WORK REQUIRED = An exact reproduction of the records is required, with all images left out.
================
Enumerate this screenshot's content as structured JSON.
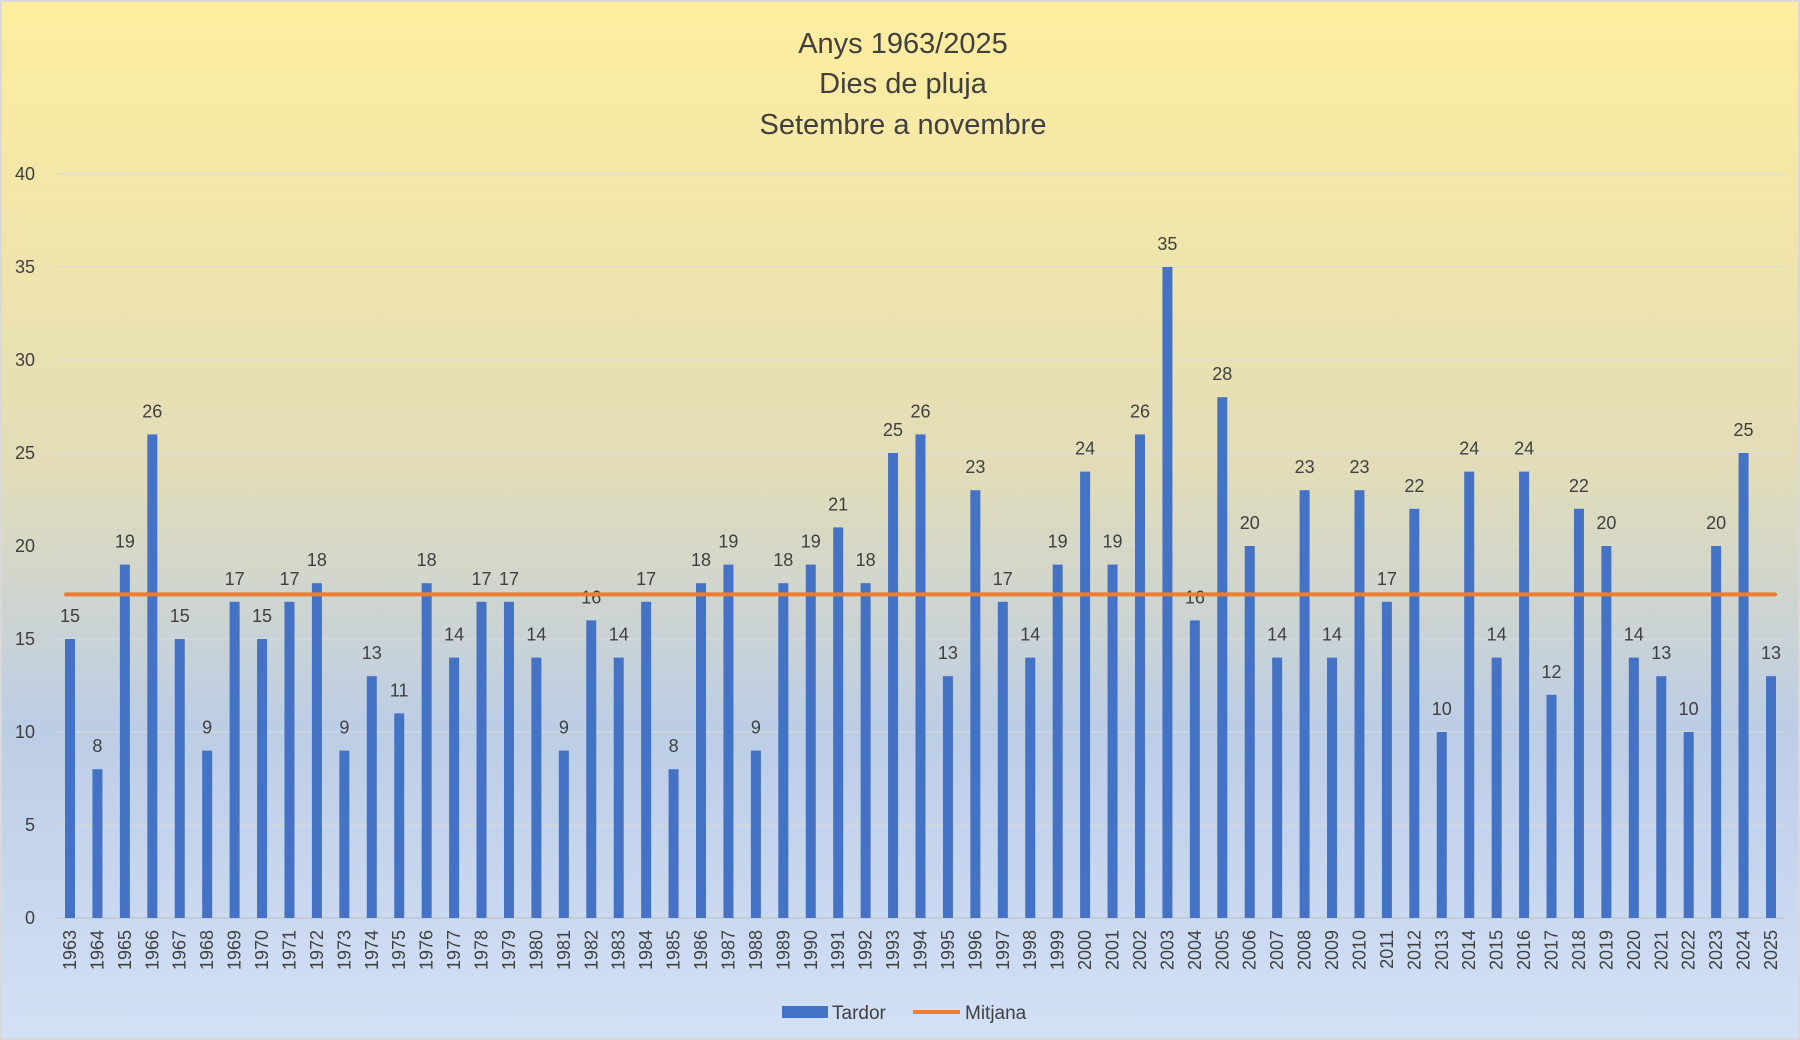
{
  "chart_data": {
    "type": "bar",
    "title_lines": [
      "Anys 1963/2025",
      "Dies de pluja",
      "Setembre a novembre"
    ],
    "categories": [
      "1963",
      "1964",
      "1965",
      "1966",
      "1967",
      "1968",
      "1969",
      "1970",
      "1971",
      "1972",
      "1973",
      "1974",
      "1975",
      "1976",
      "1977",
      "1978",
      "1979",
      "1980",
      "1981",
      "1982",
      "1983",
      "1984",
      "1985",
      "1986",
      "1987",
      "1988",
      "1989",
      "1990",
      "1991",
      "1992",
      "1993",
      "1994",
      "1995",
      "1996",
      "1997",
      "1998",
      "1999",
      "2000",
      "2001",
      "2002",
      "2003",
      "2004",
      "2005",
      "2006",
      "2007",
      "2008",
      "2009",
      "2010",
      "2011",
      "2012",
      "2013",
      "2014",
      "2015",
      "2016",
      "2017",
      "2018",
      "2019",
      "2020",
      "2021",
      "2022",
      "2023",
      "2024",
      "2025"
    ],
    "series": [
      {
        "name": "Tardor",
        "kind": "bar",
        "color": "#4472C4",
        "values": [
          15,
          8,
          19,
          26,
          15,
          9,
          17,
          15,
          17,
          18,
          9,
          13,
          11,
          18,
          14,
          17,
          17,
          14,
          9,
          16,
          14,
          17,
          8,
          18,
          19,
          9,
          18,
          19,
          21,
          18,
          25,
          26,
          13,
          23,
          17,
          14,
          19,
          24,
          19,
          26,
          35,
          16,
          28,
          20,
          14,
          23,
          14,
          23,
          17,
          22,
          10,
          24,
          14,
          24,
          12,
          22,
          20,
          14,
          13,
          10,
          20,
          25,
          13
        ]
      },
      {
        "name": "Mitjana",
        "kind": "line",
        "color": "#ED7D31",
        "value": 17.4
      }
    ],
    "ylim": [
      0,
      40
    ],
    "yticks": [
      0,
      5,
      10,
      15,
      20,
      25,
      30,
      35,
      40
    ],
    "grid": true,
    "legend_position": "bottom-center"
  }
}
================
PROBLEM SOLUTION =
Enumerate this screenshot's content as structured JSON.
{
  "chart_data": {
    "type": "bar",
    "title_lines": [
      "Anys 1963/2025",
      "Dies de pluja",
      "Setembre a novembre"
    ],
    "categories": [
      "1963",
      "1964",
      "1965",
      "1966",
      "1967",
      "1968",
      "1969",
      "1970",
      "1971",
      "1972",
      "1973",
      "1974",
      "1975",
      "1976",
      "1977",
      "1978",
      "1979",
      "1980",
      "1981",
      "1982",
      "1983",
      "1984",
      "1985",
      "1986",
      "1987",
      "1988",
      "1989",
      "1990",
      "1991",
      "1992",
      "1993",
      "1994",
      "1995",
      "1996",
      "1997",
      "1998",
      "1999",
      "2000",
      "2001",
      "2002",
      "2003",
      "2004",
      "2005",
      "2006",
      "2007",
      "2008",
      "2009",
      "2010",
      "2011",
      "2012",
      "2013",
      "2014",
      "2015",
      "2016",
      "2017",
      "2018",
      "2019",
      "2020",
      "2021",
      "2022",
      "2023",
      "2024",
      "2025"
    ],
    "series": [
      {
        "name": "Tardor",
        "kind": "bar",
        "color": "#4472C4",
        "values": [
          15,
          8,
          19,
          26,
          15,
          9,
          17,
          15,
          17,
          18,
          9,
          13,
          11,
          18,
          14,
          17,
          17,
          14,
          9,
          16,
          14,
          17,
          8,
          18,
          19,
          9,
          18,
          19,
          21,
          18,
          25,
          26,
          13,
          23,
          17,
          14,
          19,
          24,
          19,
          26,
          35,
          16,
          28,
          20,
          14,
          23,
          14,
          23,
          17,
          22,
          10,
          24,
          14,
          24,
          12,
          22,
          20,
          14,
          13,
          10,
          20,
          25,
          13
        ]
      },
      {
        "name": "Mitjana",
        "kind": "line",
        "color": "#ED7D31",
        "value": 17.4
      }
    ],
    "ylim": [
      0,
      40
    ],
    "yticks": [
      0,
      5,
      10,
      15,
      20,
      25,
      30,
      35,
      40
    ],
    "grid": true,
    "legend_position": "bottom-center"
  }
}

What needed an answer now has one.